> [Supplied material]
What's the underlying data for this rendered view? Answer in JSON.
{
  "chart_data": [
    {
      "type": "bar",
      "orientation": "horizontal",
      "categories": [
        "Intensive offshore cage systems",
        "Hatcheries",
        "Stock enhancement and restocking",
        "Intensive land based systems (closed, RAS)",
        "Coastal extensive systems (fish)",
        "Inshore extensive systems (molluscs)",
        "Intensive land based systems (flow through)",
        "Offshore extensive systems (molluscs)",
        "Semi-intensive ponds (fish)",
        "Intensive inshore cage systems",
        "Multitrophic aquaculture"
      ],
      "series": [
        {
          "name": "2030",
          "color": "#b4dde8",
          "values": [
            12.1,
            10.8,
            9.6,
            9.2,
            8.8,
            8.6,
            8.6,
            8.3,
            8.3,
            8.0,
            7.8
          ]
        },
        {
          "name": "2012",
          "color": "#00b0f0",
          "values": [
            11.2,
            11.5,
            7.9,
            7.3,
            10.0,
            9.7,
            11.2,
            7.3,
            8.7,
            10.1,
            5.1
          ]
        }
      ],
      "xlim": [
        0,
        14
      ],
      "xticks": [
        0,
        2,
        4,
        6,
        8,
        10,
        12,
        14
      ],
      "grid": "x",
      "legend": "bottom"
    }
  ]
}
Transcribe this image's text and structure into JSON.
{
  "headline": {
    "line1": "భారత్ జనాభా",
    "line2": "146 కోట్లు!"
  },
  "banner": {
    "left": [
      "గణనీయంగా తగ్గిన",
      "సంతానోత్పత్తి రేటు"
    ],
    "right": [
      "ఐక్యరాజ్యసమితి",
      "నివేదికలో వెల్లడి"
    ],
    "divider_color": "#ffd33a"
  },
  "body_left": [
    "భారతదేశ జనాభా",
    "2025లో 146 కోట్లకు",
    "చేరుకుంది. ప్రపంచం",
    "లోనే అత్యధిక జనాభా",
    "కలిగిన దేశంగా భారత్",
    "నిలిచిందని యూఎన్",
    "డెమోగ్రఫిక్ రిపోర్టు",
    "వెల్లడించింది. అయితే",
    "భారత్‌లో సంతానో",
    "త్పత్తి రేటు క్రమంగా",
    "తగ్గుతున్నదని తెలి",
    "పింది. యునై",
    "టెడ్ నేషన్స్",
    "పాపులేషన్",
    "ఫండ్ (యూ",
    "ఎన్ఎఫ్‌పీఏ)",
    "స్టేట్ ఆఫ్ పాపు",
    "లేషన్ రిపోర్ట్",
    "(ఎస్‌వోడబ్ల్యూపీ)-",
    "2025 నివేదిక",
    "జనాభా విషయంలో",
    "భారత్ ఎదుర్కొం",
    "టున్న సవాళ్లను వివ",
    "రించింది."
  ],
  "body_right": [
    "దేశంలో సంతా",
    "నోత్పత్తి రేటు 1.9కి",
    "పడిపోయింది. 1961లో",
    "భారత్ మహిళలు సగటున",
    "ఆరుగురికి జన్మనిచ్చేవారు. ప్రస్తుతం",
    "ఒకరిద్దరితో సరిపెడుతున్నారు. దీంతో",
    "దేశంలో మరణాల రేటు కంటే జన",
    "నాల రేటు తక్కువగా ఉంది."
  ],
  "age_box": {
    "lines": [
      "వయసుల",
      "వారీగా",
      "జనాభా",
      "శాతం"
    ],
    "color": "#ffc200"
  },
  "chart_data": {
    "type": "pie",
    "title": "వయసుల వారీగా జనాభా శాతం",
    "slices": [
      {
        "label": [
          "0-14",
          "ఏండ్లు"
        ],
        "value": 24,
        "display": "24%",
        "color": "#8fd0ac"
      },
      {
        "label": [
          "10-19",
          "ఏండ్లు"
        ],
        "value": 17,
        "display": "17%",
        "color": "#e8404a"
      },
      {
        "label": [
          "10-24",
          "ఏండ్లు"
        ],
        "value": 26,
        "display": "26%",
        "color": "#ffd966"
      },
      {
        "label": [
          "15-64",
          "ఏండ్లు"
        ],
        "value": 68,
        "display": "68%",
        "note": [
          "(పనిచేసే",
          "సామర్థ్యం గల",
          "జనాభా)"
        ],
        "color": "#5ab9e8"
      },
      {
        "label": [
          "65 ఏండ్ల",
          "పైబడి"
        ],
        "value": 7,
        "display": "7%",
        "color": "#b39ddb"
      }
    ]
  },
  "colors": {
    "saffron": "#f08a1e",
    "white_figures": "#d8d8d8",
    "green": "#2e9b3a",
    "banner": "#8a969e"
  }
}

> [Request] Restate the data above word for word, please.

> [Full answer]
What's the underlying data for this rendered view? Answer in JSON.
{
  "chart_data": [
    {
      "type": "bar",
      "orientation": "horizontal",
      "categories": [
        "Intensive offshore cage systems",
        "Hatcheries",
        "Stock enhancement and restocking",
        "Intensive land based systems (closed, RAS)",
        "Coastal extensive systems (fish)",
        "Inshore extensive systems (molluscs)",
        "Intensive land based systems (flow through)",
        "Offshore extensive systems (molluscs)",
        "Semi-intensive ponds (fish)",
        "Intensive inshore cage systems",
        "Multitrophic aquaculture"
      ],
      "series": [
        {
          "name": "2030",
          "color": "#b4dde8",
          "values": [
            12.1,
            10.8,
            9.6,
            9.2,
            8.8,
            8.6,
            8.6,
            8.3,
            8.3,
            8.0,
            7.8
          ]
        },
        {
          "name": "2012",
          "color": "#00b0f0",
          "values": [
            11.2,
            11.5,
            7.9,
            7.3,
            10.0,
            9.7,
            11.2,
            7.3,
            8.7,
            10.1,
            5.1
          ]
        }
      ],
      "xlim": [
        0,
        14
      ],
      "xticks": [
        0,
        2,
        4,
        6,
        8,
        10,
        12,
        14
      ],
      "grid": "x",
      "legend": "bottom"
    }
  ]
}
Transcribe this image's text and structure into JSON.
{
  "headline": {
    "line1": "భారత్ జనాభా",
    "line2": "146 కోట్లు!"
  },
  "banner": {
    "left": [
      "గణనీయంగా తగ్గిన",
      "సంతానోత్పత్తి రేటు"
    ],
    "right": [
      "ఐక్యరాజ్యసమితి",
      "నివేదికలో వెల్లడి"
    ],
    "divider_color": "#ffd33a"
  },
  "body_left": [
    "భారతదేశ జనాభా",
    "2025లో 146 కోట్లకు",
    "చేరుకుంది. ప్రపంచం",
    "లోనే అత్యధిక జనాభా",
    "కలిగిన దేశంగా భారత్",
    "నిలిచిందని యూఎన్",
    "డెమోగ్రఫిక్ రిపోర్టు",
    "వెల్లడించింది. అయితే",
    "భారత్‌లో సంతానో",
    "త్పత్తి రేటు క్రమంగా",
    "తగ్గుతున్నదని తెలి",
    "పింది. యునై",
    "టెడ్ నేషన్స్",
    "పాపులేషన్",
    "ఫండ్ (యూ",
    "ఎన్ఎఫ్‌పీఏ)",
    "స్టేట్ ఆఫ్ పాపు",
    "లేషన్ రిపోర్ట్",
    "(ఎస్‌వోడబ్ల్యూపీ)-",
    "2025 నివేదిక",
    "జనాభా విషయంలో",
    "భారత్ ఎదుర్కొం",
    "టున్న సవాళ్లను వివ",
    "రించింది."
  ],
  "body_right": [
    "దేశంలో సంతా",
    "నోత్పత్తి రేటు 1.9కి",
    "పడిపోయింది. 1961లో",
    "భారత్ మహిళలు సగటున",
    "ఆరుగురికి జన్మనిచ్చేవారు. ప్రస్తుతం",
    "ఒకరిద్దరితో సరిపెడుతున్నారు. దీంతో",
    "దేశంలో మరణాల రేటు కంటే జన",
    "నాల రేటు తక్కువగా ఉంది."
  ],
  "age_box": {
    "lines": [
      "వయసుల",
      "వారీగా",
      "జనాభా",
      "శాతం"
    ],
    "color": "#ffc200"
  },
  "chart_data": {
    "type": "pie",
    "title": "వయసుల వారీగా జనాభా శాతం",
    "slices": [
      {
        "label": [
          "0-14",
          "ఏండ్లు"
        ],
        "value": 24,
        "display": "24%",
        "color": "#8fd0ac"
      },
      {
        "label": [
          "10-19",
          "ఏండ్లు"
        ],
        "value": 17,
        "display": "17%",
        "color": "#e8404a"
      },
      {
        "label": [
          "10-24",
          "ఏండ్లు"
        ],
        "value": 26,
        "display": "26%",
        "color": "#ffd966"
      },
      {
        "label": [
          "15-64",
          "ఏండ్లు"
        ],
        "value": 68,
        "display": "68%",
        "note": [
          "(పనిచేసే",
          "సామర్థ్యం గల",
          "జనాభా)"
        ],
        "color": "#5ab9e8"
      },
      {
        "label": [
          "65 ఏండ్ల",
          "పైబడి"
        ],
        "value": 7,
        "display": "7%",
        "color": "#b39ddb"
      }
    ]
  },
  "colors": {
    "saffron": "#f08a1e",
    "white_figures": "#d8d8d8",
    "green": "#2e9b3a",
    "banner": "#8a969e"
  }
}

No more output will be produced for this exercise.